> WRITTEN EXERCISE
Quote the listing in full, exactly as given, minus any pictures.
# # # #
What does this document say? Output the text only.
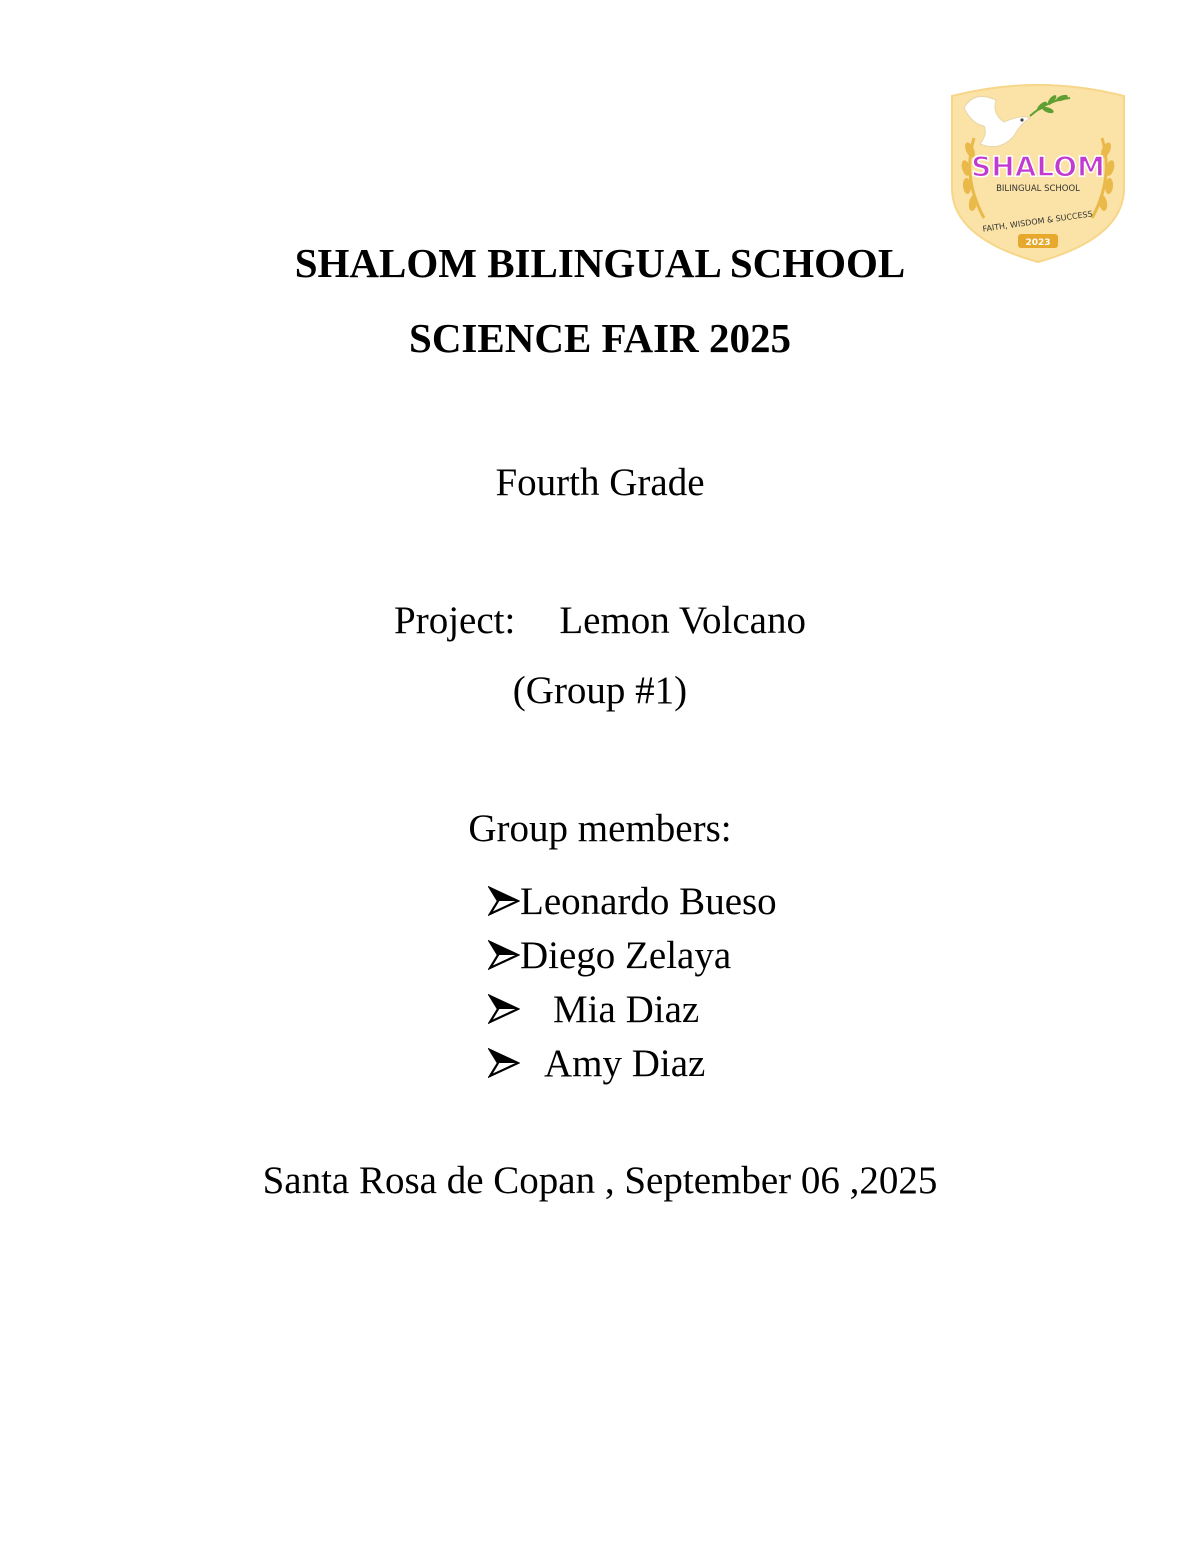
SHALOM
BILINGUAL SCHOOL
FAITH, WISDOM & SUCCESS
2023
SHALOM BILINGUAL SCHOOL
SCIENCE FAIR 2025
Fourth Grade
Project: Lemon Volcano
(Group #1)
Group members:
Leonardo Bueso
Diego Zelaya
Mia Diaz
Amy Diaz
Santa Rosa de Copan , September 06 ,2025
# # # #
> ANSWER TO THIS PROBLEM
What does this document say? Output the text only.
SHALOM
BILINGUAL SCHOOL
FAITH, WISDOM & SUCCESS
2023
SHALOM BILINGUAL SCHOOL
SCIENCE FAIR 2025
Fourth Grade
Project: Lemon Volcano
(Group #1)
Group members:
Leonardo Bueso
Diego Zelaya
Mia Diaz
Amy Diaz
Santa Rosa de Copan , September 06 ,2025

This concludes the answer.